Data excerpts:
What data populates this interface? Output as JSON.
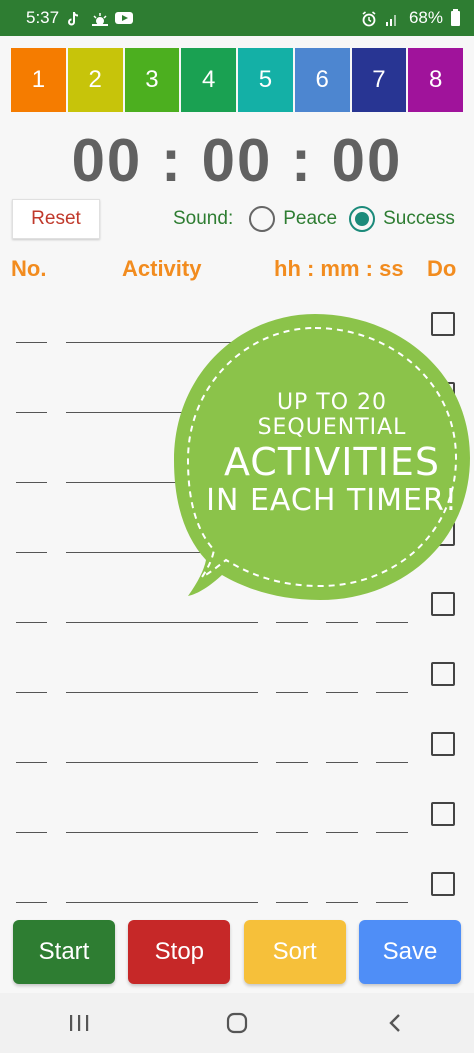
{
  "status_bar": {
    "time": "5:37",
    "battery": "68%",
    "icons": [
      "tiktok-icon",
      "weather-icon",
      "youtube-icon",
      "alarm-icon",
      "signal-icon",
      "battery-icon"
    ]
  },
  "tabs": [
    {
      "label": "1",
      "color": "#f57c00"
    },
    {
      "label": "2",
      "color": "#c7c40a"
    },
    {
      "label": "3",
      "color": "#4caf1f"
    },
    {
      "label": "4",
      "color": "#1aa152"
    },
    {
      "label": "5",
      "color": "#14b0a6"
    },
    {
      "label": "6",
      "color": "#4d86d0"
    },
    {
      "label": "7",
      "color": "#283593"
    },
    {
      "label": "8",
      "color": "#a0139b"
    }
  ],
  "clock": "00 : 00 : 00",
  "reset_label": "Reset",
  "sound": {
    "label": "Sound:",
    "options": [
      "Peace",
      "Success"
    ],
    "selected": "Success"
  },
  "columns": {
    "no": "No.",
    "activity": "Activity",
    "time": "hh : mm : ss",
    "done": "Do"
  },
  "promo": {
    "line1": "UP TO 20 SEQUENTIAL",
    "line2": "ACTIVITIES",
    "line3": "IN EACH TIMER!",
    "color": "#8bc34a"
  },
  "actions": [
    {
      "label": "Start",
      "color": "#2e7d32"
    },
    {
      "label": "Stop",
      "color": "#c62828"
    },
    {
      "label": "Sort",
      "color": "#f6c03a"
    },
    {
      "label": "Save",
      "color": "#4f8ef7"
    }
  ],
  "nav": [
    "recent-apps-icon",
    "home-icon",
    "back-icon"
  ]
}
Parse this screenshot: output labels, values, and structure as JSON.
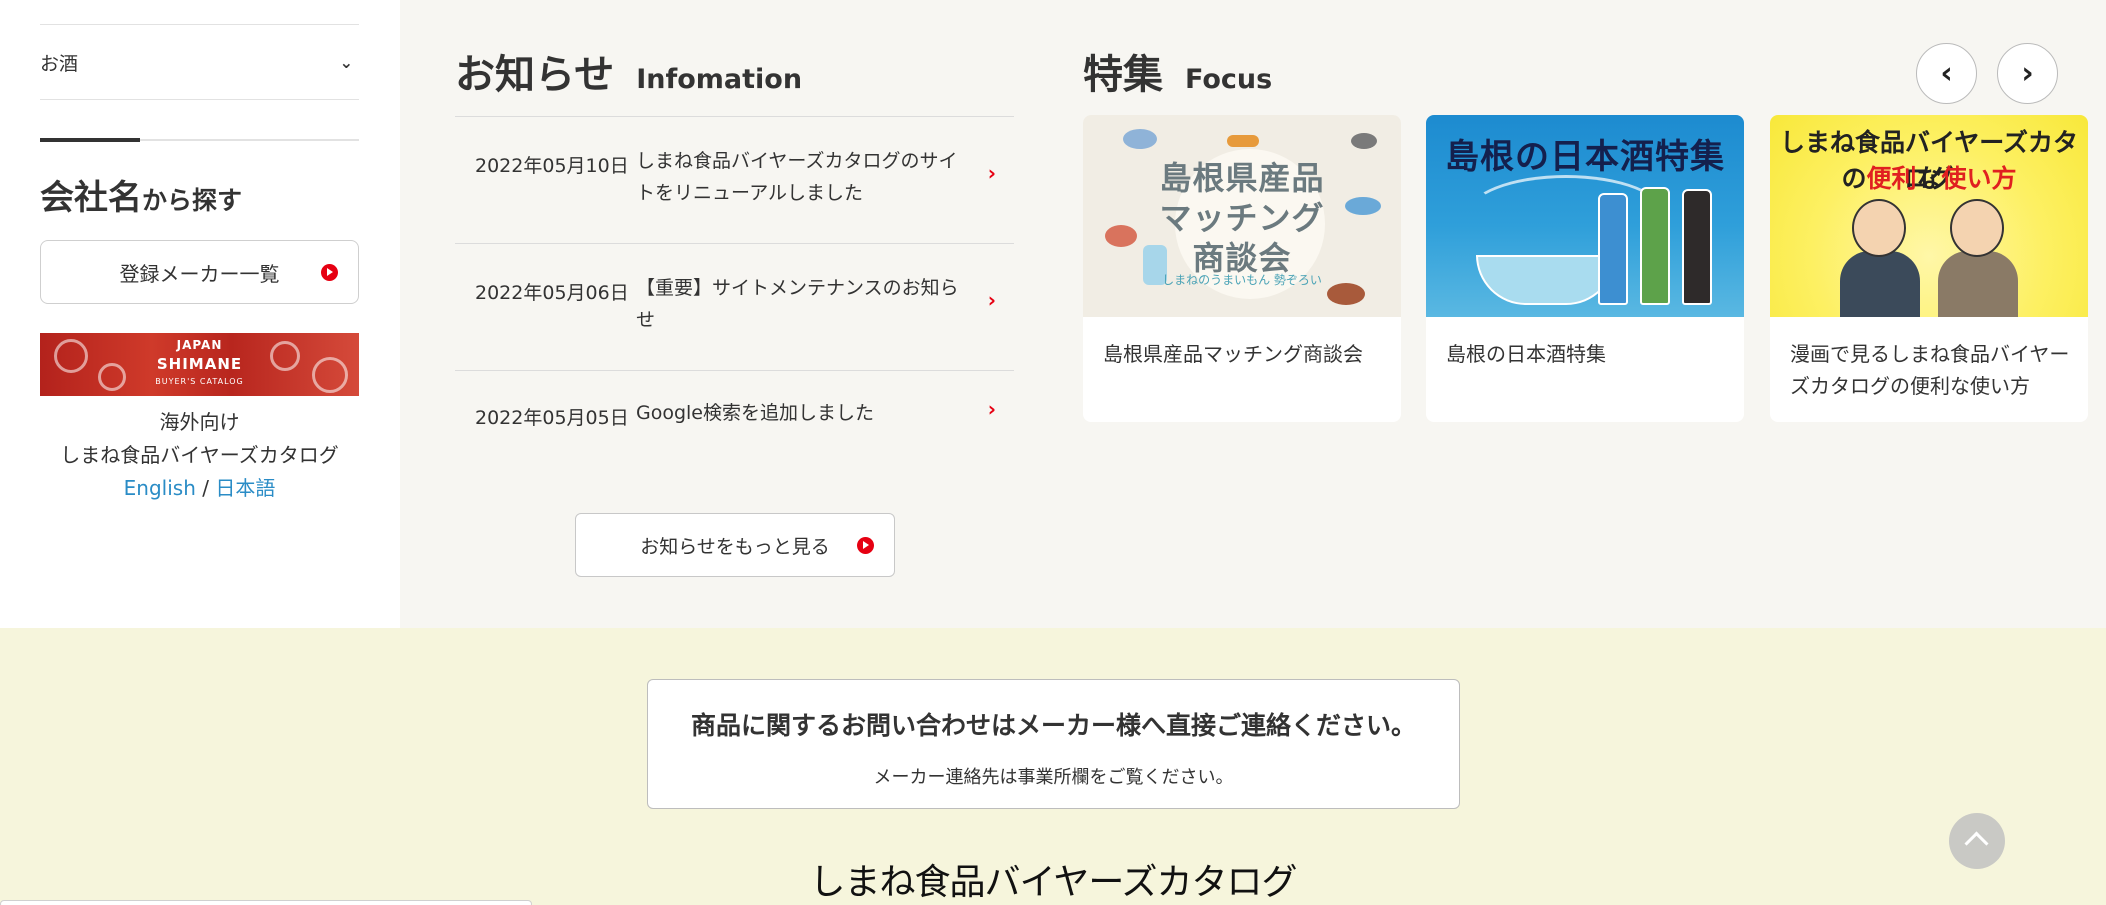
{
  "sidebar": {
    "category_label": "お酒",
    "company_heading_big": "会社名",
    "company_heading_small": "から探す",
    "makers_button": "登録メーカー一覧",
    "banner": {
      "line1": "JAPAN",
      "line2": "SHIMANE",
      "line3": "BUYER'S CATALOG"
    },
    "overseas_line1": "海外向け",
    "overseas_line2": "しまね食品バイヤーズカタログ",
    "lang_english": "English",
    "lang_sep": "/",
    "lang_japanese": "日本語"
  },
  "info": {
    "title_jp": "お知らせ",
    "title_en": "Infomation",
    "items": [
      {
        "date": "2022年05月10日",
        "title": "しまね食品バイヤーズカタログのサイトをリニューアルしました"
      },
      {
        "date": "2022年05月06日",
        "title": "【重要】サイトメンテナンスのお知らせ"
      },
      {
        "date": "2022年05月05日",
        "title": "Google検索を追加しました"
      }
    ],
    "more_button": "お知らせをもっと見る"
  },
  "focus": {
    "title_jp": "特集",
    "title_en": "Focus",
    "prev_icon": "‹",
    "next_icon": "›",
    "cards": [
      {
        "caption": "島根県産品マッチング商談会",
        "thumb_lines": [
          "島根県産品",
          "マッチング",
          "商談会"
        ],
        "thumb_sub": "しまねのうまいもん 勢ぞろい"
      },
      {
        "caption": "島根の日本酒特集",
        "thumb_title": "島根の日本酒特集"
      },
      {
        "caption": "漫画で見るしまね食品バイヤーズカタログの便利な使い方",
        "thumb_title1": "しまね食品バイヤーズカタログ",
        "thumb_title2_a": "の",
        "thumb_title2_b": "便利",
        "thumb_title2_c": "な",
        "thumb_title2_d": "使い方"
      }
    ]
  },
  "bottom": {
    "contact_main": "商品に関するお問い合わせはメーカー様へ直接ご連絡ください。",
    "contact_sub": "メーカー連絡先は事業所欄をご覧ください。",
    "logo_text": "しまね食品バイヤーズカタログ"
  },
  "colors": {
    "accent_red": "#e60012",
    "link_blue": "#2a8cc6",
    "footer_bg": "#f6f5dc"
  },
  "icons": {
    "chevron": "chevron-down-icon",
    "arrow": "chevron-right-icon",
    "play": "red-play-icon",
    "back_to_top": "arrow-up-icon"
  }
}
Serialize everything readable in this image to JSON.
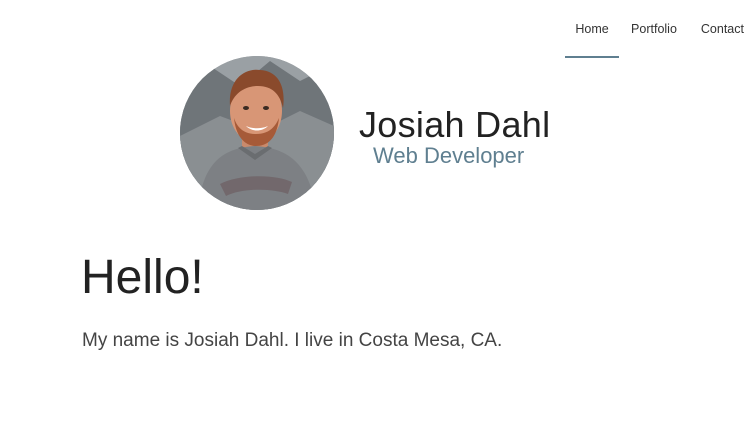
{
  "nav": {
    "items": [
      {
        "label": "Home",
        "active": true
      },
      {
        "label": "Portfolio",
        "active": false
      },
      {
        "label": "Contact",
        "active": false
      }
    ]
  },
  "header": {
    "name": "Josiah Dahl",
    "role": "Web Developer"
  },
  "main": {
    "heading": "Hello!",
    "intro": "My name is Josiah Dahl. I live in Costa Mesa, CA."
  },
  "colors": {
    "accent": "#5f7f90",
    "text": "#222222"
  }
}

Exercise description:
Copy all lines above containing the string "this".

Written solution:
What data populates this interface? Output as JSON.
Parse this screenshot: output labels, values, and structure as JSON.
Serialize everything readable in this image to JSON.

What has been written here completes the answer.